The exercise asks you to copy every line below in which "values" appears.

─── Given entries

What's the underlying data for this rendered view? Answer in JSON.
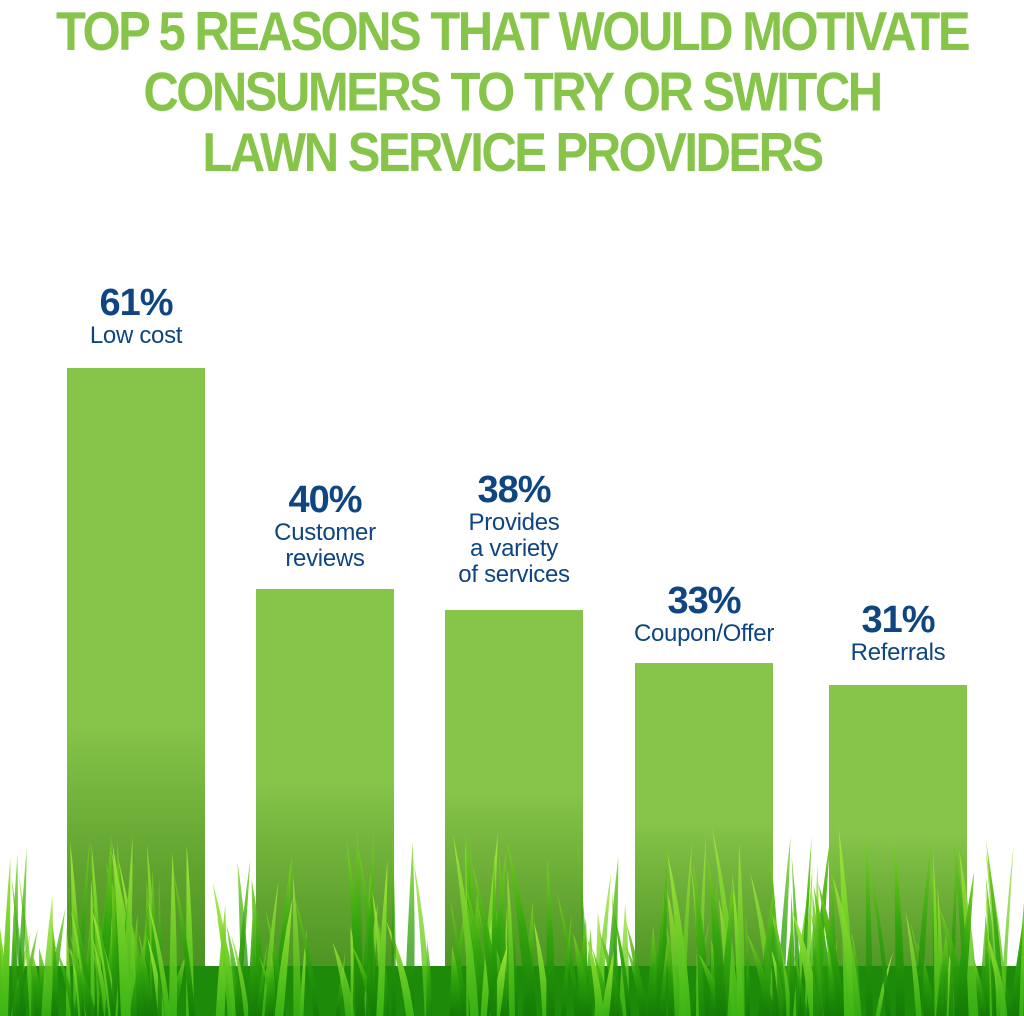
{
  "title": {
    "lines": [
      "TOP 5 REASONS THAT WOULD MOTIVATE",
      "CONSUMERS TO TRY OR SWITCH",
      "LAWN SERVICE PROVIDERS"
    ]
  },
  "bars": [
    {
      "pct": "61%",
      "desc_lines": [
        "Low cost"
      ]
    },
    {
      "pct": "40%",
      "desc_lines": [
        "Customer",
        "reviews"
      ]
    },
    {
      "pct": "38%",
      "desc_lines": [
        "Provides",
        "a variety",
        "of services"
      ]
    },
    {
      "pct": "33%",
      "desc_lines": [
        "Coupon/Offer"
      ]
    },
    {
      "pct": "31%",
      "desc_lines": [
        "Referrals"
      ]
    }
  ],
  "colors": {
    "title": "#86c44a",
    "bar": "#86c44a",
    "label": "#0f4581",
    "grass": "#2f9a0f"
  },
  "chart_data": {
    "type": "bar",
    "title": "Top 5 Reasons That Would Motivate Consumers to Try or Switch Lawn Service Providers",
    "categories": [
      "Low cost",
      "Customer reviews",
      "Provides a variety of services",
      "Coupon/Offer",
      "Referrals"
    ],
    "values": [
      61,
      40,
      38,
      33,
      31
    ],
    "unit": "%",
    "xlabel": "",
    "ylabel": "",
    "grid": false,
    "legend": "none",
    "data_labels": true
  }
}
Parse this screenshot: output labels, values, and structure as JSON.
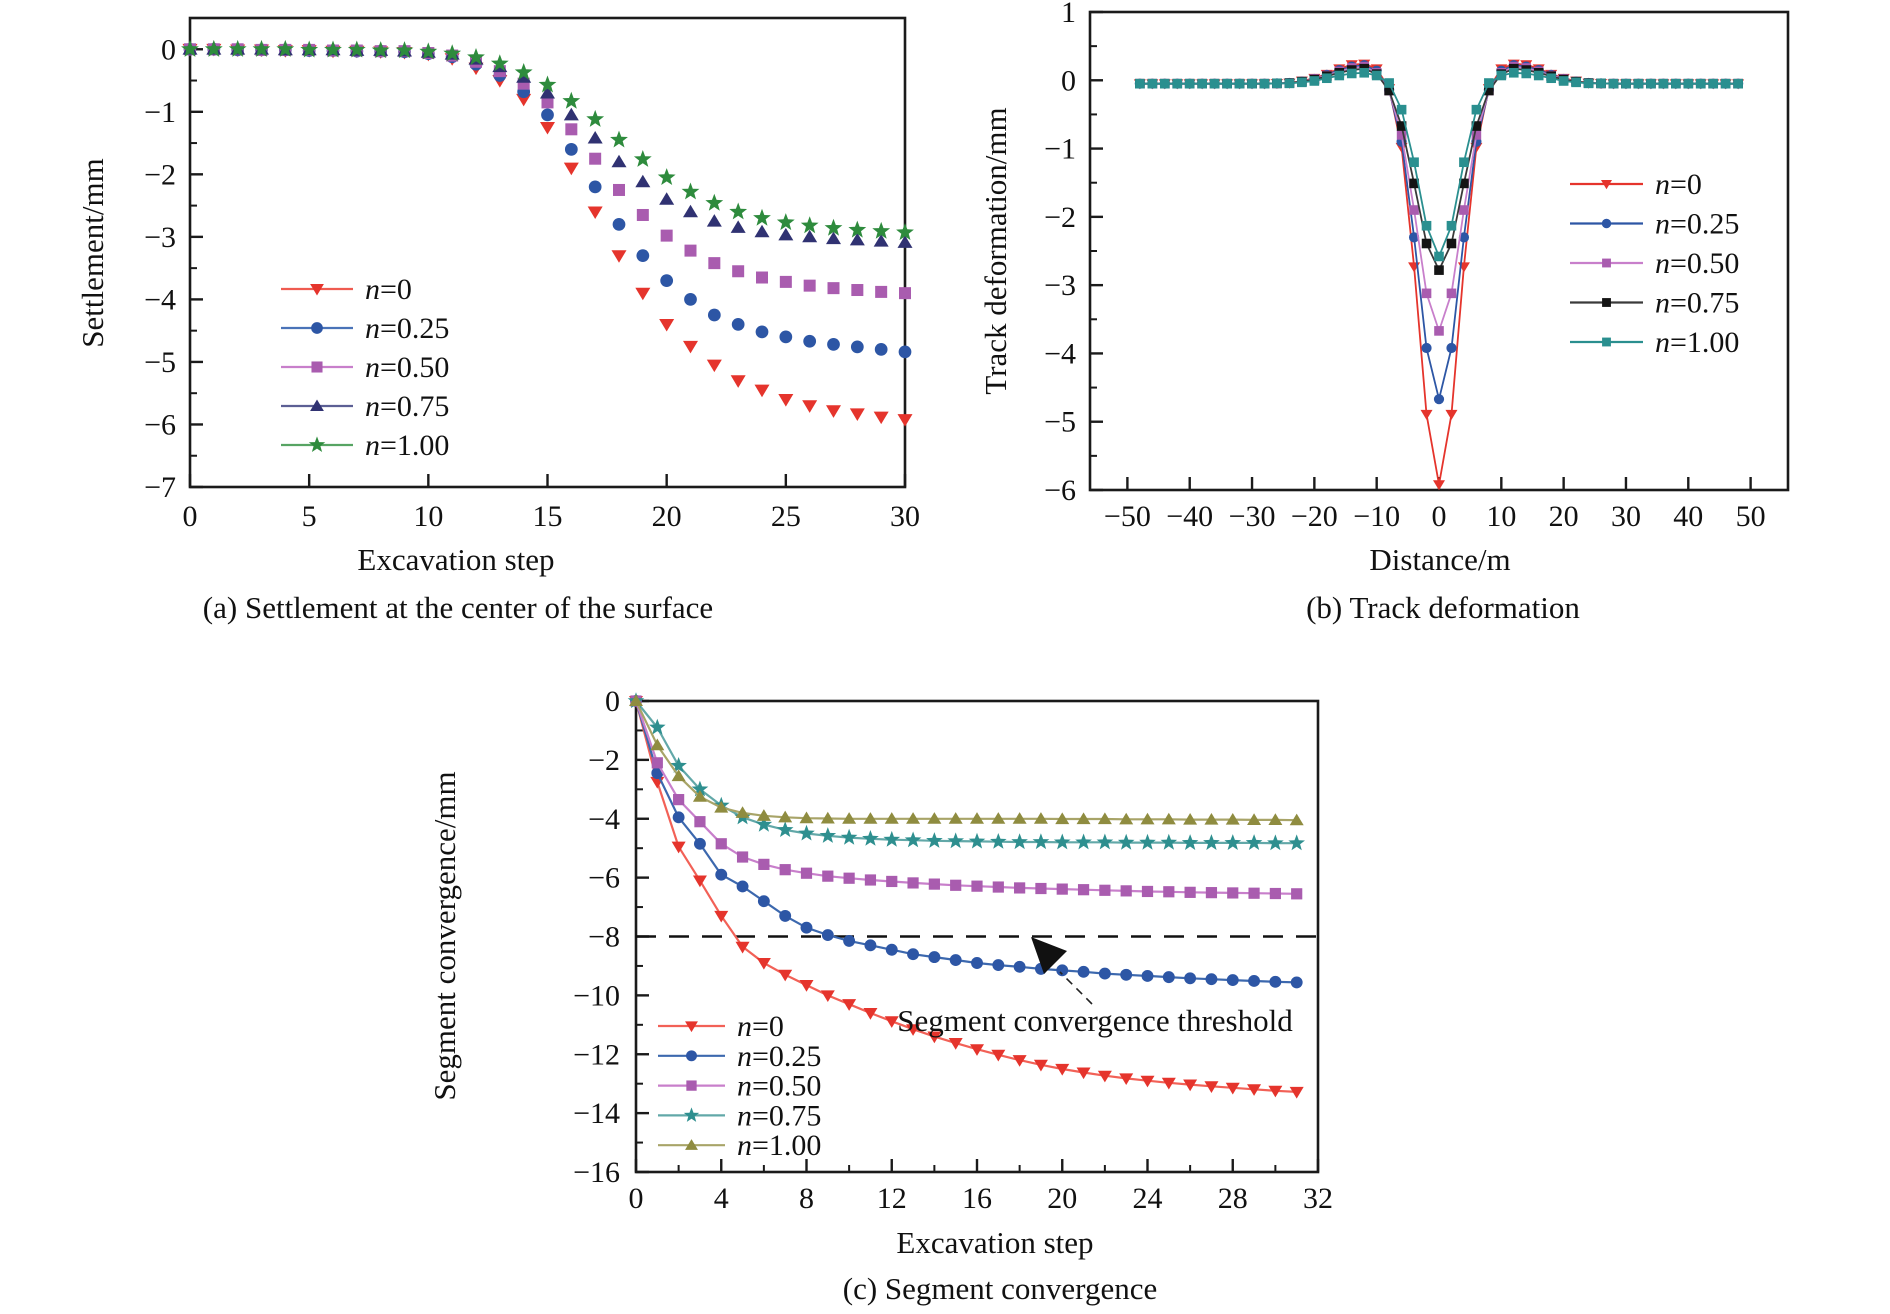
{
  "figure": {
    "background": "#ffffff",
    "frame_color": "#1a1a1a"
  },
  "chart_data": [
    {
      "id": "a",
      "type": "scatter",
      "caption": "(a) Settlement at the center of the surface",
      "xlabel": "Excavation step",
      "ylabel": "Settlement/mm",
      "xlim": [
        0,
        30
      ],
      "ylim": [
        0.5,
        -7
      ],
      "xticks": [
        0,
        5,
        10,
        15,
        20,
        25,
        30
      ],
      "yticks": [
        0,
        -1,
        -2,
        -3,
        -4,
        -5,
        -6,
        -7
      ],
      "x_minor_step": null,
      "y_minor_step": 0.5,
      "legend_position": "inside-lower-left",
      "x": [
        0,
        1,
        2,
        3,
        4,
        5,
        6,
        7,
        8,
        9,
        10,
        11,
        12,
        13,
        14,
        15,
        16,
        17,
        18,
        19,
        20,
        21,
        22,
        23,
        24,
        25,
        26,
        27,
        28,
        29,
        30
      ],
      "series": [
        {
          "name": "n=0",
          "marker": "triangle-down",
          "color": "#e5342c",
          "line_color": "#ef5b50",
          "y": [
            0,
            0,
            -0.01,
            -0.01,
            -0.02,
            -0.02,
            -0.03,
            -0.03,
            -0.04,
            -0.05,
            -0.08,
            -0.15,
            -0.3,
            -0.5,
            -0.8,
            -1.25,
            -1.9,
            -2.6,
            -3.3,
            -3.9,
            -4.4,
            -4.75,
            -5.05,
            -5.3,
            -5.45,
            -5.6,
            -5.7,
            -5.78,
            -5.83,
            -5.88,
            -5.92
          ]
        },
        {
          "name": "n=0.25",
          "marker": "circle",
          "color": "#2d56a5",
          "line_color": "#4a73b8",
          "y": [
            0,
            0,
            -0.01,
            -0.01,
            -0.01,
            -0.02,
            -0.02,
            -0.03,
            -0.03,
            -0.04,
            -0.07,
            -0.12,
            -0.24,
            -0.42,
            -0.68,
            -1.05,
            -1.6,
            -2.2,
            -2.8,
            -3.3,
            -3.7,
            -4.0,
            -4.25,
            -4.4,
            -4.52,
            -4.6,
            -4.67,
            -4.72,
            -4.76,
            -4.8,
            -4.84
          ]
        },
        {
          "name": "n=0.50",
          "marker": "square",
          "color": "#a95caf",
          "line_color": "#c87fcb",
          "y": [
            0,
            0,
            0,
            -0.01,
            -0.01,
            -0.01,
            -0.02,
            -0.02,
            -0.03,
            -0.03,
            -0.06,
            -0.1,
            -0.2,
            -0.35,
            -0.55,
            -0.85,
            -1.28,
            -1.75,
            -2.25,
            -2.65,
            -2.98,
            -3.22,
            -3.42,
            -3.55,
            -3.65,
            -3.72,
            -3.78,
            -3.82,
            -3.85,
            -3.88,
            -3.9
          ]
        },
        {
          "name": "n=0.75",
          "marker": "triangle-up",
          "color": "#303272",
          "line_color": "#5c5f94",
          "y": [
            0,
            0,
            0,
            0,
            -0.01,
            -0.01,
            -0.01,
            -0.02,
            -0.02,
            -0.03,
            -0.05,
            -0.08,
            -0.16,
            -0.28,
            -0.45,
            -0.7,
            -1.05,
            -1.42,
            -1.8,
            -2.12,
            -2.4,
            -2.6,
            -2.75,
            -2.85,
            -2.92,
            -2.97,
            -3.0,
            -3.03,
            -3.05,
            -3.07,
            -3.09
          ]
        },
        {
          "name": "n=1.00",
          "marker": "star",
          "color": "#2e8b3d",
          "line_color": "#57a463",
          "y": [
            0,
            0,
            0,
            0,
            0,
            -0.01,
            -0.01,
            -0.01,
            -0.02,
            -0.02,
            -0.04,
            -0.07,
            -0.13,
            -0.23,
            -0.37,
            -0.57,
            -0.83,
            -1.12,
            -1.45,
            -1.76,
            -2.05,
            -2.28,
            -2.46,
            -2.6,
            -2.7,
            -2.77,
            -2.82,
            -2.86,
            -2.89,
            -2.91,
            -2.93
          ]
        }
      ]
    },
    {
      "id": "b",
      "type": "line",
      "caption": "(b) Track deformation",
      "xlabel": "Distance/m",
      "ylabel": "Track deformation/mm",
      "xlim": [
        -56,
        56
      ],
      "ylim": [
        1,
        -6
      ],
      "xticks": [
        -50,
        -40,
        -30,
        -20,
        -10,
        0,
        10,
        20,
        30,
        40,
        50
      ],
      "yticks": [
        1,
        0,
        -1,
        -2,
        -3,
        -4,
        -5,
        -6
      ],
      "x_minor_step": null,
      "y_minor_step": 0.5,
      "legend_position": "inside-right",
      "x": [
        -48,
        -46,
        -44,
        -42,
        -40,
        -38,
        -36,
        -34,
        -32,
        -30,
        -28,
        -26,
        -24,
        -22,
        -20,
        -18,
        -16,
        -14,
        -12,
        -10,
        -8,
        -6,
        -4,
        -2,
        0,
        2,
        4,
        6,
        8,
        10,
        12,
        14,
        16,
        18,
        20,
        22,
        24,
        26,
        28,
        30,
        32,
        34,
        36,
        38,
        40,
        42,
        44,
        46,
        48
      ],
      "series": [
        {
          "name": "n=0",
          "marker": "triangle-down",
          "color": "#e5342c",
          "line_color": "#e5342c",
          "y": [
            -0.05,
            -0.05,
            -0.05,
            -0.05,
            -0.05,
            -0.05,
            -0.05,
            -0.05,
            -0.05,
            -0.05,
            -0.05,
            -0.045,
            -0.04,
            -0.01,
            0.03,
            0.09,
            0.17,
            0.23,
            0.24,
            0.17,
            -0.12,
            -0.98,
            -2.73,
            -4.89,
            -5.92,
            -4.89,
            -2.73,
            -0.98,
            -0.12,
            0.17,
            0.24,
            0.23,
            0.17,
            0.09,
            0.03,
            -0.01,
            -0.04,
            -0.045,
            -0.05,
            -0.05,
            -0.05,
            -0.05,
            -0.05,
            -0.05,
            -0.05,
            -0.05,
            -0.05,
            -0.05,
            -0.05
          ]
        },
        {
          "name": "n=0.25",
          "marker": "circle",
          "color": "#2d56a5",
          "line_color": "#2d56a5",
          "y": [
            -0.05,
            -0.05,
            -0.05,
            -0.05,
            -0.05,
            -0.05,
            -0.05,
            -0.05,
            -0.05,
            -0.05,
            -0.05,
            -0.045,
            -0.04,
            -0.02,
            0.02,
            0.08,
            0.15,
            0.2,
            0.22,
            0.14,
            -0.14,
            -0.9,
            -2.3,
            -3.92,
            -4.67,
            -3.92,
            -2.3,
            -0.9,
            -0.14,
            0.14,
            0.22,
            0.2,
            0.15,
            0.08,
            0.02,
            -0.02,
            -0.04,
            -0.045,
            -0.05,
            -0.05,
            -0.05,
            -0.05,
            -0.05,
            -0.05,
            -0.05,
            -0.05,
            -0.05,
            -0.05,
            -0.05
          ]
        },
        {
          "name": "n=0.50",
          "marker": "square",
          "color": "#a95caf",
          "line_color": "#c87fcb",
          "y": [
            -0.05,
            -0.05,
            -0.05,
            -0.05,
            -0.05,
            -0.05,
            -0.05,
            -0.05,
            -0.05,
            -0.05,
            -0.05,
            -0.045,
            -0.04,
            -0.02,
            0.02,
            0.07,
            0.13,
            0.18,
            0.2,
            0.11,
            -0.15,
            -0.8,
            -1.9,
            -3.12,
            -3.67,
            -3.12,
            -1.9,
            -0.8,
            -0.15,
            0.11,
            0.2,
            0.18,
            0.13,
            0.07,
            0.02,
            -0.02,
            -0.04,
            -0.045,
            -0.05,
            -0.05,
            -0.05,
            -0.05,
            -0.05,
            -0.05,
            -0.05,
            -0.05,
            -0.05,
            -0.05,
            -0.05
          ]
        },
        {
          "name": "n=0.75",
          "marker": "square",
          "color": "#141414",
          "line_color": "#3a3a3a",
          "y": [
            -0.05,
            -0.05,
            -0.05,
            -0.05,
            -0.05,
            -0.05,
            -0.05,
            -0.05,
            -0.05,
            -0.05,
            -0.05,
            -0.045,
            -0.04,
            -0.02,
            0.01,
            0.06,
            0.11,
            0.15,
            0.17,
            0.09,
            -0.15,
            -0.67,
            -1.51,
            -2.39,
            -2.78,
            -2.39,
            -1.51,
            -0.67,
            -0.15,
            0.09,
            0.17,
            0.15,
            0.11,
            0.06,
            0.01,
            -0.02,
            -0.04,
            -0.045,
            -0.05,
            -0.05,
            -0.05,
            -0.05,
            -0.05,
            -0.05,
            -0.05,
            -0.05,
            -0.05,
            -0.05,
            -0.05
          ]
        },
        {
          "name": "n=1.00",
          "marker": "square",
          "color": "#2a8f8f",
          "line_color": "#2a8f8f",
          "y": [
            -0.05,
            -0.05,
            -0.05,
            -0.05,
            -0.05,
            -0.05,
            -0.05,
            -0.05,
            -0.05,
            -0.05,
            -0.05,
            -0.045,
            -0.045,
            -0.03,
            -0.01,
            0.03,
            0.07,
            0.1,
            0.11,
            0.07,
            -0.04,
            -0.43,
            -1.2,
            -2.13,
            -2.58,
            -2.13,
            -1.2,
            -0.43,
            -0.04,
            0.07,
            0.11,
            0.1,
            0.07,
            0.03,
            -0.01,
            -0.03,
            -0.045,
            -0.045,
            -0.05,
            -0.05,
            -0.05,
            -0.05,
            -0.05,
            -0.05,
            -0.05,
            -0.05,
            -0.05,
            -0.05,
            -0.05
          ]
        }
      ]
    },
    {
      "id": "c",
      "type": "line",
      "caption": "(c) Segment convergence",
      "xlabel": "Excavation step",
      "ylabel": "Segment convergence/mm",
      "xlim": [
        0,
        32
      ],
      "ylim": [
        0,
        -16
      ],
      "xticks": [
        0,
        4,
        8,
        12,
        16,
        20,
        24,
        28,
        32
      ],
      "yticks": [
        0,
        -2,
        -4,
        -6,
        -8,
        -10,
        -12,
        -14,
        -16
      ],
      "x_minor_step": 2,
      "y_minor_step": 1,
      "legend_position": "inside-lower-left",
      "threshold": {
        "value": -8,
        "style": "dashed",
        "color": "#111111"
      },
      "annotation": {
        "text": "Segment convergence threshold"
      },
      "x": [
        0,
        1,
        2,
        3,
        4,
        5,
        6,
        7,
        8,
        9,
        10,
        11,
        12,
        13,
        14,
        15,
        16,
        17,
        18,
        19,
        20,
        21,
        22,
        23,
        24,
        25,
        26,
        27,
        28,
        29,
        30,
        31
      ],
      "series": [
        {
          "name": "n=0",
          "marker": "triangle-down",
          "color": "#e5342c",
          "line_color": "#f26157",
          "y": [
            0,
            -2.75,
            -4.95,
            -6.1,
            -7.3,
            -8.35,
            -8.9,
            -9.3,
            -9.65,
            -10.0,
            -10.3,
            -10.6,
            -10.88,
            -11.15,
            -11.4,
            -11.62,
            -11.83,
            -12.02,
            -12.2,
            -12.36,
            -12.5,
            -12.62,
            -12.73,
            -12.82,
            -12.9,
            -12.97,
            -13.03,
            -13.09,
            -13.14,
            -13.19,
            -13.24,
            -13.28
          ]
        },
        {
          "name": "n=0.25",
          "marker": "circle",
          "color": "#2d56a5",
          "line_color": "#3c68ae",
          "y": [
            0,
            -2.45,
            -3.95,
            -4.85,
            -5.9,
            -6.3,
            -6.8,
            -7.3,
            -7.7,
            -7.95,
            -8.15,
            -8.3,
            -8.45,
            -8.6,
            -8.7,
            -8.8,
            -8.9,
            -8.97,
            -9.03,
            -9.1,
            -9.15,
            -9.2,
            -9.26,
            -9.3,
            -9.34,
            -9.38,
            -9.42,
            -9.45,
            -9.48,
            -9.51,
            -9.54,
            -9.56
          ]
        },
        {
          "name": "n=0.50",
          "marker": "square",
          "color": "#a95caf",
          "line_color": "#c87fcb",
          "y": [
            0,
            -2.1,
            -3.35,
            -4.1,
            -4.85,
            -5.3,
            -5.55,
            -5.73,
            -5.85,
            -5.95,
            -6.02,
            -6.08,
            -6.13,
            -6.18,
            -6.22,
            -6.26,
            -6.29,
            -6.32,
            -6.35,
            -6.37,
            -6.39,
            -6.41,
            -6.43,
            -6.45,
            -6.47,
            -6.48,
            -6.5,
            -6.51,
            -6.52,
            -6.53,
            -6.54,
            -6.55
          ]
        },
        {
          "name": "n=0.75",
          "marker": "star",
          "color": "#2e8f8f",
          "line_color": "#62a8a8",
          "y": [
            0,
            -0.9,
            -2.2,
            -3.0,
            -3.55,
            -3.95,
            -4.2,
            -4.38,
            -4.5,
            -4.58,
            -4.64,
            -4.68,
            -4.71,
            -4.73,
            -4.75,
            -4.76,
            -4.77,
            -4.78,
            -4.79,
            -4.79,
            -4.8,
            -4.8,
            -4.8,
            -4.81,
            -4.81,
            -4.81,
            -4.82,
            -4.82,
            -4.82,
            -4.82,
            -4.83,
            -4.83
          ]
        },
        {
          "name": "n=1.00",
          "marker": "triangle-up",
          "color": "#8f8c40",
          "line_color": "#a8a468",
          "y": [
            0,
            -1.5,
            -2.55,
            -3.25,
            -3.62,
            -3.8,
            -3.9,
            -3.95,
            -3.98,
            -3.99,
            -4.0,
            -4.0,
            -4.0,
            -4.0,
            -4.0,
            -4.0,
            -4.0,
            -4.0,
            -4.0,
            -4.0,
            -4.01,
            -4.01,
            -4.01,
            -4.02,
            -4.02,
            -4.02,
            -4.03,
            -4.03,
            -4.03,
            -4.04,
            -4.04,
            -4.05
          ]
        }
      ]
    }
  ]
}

──────

Output of the task:
    "values": [
Parse this screenshot: output labels, values, and structure as JSON.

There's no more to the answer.